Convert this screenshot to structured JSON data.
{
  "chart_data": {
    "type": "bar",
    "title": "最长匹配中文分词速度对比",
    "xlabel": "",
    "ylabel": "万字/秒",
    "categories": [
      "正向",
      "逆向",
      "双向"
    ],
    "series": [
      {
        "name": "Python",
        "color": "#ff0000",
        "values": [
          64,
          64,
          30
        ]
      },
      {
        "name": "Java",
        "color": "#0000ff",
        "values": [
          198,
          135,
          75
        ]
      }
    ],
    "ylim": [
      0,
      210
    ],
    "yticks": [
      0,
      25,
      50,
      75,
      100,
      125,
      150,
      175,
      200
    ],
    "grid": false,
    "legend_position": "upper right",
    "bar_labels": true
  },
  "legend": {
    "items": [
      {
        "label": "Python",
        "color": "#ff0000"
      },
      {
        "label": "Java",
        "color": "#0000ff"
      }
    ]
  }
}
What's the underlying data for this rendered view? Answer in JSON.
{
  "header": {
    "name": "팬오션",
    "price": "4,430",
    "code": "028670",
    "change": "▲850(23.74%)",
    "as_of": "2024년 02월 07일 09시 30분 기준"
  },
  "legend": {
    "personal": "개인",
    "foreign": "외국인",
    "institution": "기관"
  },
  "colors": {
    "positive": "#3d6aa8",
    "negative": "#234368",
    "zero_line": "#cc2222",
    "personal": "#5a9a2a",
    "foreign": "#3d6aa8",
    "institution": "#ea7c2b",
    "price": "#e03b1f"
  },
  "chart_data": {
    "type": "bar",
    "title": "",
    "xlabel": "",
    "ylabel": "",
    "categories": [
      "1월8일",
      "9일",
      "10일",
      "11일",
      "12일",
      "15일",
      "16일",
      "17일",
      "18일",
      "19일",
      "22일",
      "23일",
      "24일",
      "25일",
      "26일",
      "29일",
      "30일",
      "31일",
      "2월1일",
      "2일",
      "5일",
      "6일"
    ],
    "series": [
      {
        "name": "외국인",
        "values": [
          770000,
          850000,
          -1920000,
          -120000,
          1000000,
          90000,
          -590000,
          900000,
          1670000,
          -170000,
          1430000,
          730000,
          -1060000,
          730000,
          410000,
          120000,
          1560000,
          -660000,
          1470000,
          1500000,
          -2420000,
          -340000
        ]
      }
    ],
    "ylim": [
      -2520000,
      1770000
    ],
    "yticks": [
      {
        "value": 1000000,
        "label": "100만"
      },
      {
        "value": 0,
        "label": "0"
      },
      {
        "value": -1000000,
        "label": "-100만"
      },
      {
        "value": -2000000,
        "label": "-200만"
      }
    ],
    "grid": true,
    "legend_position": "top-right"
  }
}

━━━━━━━━━━━━━━━━━━━━━━━━━━━━━━

Say the number of lines in the listing that hold "institution", with no added words.

2